» **Input rows**
=-=-=

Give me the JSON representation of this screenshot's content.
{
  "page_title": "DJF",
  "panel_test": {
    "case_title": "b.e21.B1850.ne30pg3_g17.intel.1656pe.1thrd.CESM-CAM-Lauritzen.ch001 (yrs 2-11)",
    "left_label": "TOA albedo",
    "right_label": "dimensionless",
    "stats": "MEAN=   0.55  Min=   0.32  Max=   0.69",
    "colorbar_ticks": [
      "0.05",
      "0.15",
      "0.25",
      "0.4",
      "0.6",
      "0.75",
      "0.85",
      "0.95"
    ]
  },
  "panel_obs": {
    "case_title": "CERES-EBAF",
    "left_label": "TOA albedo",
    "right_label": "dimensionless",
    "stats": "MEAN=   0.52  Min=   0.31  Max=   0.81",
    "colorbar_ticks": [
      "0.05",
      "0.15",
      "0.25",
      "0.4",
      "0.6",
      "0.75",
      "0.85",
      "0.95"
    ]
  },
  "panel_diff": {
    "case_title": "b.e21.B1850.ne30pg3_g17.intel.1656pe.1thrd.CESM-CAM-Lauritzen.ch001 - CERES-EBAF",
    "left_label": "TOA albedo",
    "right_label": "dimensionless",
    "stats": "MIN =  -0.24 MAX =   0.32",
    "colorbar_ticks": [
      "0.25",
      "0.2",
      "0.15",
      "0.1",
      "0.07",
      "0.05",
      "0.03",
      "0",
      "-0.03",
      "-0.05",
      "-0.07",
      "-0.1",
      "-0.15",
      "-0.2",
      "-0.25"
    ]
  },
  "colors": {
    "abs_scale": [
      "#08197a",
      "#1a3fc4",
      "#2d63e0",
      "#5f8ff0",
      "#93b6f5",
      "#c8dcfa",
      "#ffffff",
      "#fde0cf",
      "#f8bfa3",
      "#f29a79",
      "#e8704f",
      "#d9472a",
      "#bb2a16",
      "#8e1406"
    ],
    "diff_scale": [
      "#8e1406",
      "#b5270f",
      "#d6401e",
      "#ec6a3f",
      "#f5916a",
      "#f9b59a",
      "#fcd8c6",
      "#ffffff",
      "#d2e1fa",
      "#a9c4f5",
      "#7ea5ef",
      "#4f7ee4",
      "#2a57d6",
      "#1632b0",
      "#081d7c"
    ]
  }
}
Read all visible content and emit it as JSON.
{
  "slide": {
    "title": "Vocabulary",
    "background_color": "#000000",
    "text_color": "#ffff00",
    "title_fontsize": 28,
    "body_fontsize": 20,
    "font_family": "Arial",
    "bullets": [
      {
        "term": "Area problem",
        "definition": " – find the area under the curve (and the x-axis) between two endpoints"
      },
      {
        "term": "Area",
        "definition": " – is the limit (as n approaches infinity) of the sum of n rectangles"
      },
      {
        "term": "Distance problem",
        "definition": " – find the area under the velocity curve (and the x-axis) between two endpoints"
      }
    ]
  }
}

=-=-=

» **Task to complete**
Work out how many lines of the listing above include the word "curve". Reply with nothing but the count.

» **Full output**
2